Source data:
-- Begin --
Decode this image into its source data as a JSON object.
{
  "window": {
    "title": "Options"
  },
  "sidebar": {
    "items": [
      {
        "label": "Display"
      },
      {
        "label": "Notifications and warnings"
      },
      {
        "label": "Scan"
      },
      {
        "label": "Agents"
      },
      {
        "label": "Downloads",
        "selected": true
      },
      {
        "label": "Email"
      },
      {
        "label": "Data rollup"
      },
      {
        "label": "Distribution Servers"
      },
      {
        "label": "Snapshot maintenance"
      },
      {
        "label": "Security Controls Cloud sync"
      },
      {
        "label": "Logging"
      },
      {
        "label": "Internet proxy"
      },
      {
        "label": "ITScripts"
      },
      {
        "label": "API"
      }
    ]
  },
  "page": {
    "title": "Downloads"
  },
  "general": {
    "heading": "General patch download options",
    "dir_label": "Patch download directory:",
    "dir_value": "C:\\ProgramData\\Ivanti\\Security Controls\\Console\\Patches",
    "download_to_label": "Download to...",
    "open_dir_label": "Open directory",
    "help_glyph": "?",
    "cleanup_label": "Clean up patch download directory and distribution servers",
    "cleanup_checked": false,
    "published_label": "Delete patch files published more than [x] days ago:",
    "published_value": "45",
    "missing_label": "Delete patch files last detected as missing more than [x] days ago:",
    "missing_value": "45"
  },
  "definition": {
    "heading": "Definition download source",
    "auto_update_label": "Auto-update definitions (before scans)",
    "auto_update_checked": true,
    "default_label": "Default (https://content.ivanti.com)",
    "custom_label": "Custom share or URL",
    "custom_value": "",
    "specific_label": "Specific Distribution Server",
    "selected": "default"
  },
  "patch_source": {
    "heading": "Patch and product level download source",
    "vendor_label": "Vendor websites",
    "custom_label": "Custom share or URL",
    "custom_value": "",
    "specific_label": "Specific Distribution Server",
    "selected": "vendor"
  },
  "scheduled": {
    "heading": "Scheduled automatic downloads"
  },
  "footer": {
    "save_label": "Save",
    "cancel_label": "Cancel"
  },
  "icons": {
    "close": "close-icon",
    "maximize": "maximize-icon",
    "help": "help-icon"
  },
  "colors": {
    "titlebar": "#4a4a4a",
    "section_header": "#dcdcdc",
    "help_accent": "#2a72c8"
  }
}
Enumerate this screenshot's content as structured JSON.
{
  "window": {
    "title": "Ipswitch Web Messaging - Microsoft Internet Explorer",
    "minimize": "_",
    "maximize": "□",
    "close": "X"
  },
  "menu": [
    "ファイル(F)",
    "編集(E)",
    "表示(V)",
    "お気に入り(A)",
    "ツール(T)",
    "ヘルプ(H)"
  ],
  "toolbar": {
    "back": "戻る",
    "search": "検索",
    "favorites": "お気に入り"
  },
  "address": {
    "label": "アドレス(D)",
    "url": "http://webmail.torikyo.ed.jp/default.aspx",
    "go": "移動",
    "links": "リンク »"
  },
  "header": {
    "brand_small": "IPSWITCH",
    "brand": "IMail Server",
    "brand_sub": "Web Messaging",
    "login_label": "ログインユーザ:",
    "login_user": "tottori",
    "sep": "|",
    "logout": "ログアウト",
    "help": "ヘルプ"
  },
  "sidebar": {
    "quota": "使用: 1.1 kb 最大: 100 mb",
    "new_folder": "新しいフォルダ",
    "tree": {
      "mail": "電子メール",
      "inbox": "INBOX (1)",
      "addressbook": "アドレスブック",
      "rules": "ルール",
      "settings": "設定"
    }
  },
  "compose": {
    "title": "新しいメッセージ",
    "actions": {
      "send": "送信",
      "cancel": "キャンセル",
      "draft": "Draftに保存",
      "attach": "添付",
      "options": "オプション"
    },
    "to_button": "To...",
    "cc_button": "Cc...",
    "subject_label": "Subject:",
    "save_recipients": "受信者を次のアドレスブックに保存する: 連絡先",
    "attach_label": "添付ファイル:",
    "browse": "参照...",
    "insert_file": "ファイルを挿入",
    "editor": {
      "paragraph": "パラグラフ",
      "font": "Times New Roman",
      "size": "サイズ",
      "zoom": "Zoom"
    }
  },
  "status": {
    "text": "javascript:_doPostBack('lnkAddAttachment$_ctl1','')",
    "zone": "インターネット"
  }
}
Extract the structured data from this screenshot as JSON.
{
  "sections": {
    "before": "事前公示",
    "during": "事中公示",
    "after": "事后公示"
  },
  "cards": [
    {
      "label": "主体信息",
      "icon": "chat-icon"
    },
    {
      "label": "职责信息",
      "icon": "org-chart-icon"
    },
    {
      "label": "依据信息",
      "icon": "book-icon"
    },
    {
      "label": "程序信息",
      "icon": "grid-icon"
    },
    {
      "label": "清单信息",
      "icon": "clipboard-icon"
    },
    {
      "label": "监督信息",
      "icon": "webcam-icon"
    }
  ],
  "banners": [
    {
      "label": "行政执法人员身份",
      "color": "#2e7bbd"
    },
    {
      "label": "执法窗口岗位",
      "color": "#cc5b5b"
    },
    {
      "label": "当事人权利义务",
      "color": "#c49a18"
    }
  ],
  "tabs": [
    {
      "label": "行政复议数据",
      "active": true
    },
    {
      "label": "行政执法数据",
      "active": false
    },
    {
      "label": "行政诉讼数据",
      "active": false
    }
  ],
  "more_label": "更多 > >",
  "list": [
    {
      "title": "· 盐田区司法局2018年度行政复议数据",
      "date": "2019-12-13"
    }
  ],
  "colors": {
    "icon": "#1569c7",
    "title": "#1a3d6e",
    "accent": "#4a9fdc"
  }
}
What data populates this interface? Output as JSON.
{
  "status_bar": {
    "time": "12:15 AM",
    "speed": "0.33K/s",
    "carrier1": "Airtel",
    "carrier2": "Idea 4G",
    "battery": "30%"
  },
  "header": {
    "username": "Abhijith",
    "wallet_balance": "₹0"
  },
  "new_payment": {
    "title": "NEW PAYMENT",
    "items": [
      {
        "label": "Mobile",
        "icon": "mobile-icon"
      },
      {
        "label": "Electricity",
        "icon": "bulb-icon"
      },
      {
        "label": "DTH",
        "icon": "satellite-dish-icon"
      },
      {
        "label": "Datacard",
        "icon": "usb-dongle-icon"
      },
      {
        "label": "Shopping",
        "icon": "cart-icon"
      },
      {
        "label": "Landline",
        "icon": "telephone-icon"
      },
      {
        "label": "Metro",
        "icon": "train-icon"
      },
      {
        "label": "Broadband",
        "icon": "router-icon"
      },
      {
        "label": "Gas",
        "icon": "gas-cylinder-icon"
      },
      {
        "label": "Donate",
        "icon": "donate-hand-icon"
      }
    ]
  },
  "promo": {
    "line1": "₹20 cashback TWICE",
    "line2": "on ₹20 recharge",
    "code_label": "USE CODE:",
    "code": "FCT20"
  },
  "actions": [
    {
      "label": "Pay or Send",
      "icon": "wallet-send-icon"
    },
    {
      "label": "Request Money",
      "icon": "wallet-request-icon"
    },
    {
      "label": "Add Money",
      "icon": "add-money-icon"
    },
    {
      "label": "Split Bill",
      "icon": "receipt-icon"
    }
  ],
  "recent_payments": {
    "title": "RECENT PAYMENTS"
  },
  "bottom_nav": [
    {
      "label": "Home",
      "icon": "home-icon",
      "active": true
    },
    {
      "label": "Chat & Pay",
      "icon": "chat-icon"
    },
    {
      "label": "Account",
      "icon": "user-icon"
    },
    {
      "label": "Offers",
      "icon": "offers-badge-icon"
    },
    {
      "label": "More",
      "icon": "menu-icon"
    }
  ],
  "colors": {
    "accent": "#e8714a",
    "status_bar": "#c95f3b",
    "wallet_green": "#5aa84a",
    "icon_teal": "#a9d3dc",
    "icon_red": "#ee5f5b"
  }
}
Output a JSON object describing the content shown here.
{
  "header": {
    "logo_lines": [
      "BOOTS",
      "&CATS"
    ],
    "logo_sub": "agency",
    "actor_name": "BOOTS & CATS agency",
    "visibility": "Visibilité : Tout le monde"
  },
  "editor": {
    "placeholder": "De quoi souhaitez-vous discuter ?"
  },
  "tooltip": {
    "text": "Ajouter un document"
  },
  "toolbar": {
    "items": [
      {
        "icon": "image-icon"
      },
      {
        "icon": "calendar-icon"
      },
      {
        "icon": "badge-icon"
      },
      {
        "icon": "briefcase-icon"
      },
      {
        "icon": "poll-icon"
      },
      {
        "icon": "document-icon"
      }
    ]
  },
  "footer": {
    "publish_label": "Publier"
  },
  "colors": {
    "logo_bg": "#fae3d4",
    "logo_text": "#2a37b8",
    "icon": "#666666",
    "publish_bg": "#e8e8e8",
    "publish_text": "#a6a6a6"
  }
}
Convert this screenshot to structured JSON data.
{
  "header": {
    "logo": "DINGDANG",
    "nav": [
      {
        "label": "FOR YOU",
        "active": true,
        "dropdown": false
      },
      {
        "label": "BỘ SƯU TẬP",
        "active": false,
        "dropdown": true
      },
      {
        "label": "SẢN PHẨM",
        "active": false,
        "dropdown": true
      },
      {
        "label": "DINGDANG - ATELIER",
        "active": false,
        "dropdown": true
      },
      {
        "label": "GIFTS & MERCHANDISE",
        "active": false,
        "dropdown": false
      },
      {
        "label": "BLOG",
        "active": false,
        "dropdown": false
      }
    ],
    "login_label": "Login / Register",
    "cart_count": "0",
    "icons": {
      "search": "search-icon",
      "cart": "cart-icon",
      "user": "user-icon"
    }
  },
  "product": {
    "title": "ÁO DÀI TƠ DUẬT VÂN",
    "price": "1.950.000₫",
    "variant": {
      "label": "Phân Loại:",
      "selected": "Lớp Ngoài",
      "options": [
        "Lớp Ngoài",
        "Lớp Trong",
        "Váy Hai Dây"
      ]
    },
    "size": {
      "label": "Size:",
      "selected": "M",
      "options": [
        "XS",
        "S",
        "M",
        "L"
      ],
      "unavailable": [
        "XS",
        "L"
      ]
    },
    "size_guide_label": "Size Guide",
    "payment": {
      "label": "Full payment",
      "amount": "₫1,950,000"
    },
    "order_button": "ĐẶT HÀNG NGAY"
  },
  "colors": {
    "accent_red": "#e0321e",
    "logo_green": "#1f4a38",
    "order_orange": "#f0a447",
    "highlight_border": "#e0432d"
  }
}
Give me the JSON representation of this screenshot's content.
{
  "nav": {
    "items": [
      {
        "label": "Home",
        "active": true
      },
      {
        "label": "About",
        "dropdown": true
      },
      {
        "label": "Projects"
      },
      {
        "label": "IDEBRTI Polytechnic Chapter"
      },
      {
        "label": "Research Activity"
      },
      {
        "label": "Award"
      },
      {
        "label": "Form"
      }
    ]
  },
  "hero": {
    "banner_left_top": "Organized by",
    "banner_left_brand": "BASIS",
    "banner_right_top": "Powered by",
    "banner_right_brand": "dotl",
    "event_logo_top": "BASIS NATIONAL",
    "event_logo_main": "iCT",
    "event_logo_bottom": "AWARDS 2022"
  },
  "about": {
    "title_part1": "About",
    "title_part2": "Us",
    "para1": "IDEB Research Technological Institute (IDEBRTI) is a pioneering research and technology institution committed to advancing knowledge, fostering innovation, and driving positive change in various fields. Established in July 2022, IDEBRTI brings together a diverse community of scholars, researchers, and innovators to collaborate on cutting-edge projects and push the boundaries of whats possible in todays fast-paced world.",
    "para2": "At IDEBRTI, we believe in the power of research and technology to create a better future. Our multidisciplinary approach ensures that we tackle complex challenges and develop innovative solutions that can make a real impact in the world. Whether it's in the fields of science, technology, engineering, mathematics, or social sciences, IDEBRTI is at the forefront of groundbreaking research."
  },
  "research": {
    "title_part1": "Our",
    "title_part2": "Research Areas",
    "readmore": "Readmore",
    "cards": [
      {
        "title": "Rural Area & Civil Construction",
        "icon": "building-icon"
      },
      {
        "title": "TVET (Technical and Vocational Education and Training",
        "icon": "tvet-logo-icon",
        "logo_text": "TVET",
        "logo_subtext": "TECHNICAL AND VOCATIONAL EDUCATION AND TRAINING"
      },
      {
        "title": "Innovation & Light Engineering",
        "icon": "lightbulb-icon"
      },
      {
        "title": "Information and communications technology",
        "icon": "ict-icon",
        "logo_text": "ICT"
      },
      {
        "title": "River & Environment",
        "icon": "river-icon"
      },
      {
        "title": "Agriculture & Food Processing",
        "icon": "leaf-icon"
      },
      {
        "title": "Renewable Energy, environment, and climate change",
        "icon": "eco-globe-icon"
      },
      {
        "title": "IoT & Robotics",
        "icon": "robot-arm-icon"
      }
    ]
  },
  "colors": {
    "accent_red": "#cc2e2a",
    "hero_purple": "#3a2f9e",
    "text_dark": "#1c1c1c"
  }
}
-- End --
Select all lines in the listing above where the word "Security" appears, and show them.

        "label": "Security Controls Cloud sync"
    "dir_value": "C:\\ProgramData\\Ivanti\\Security Controls\\Console\\Patches",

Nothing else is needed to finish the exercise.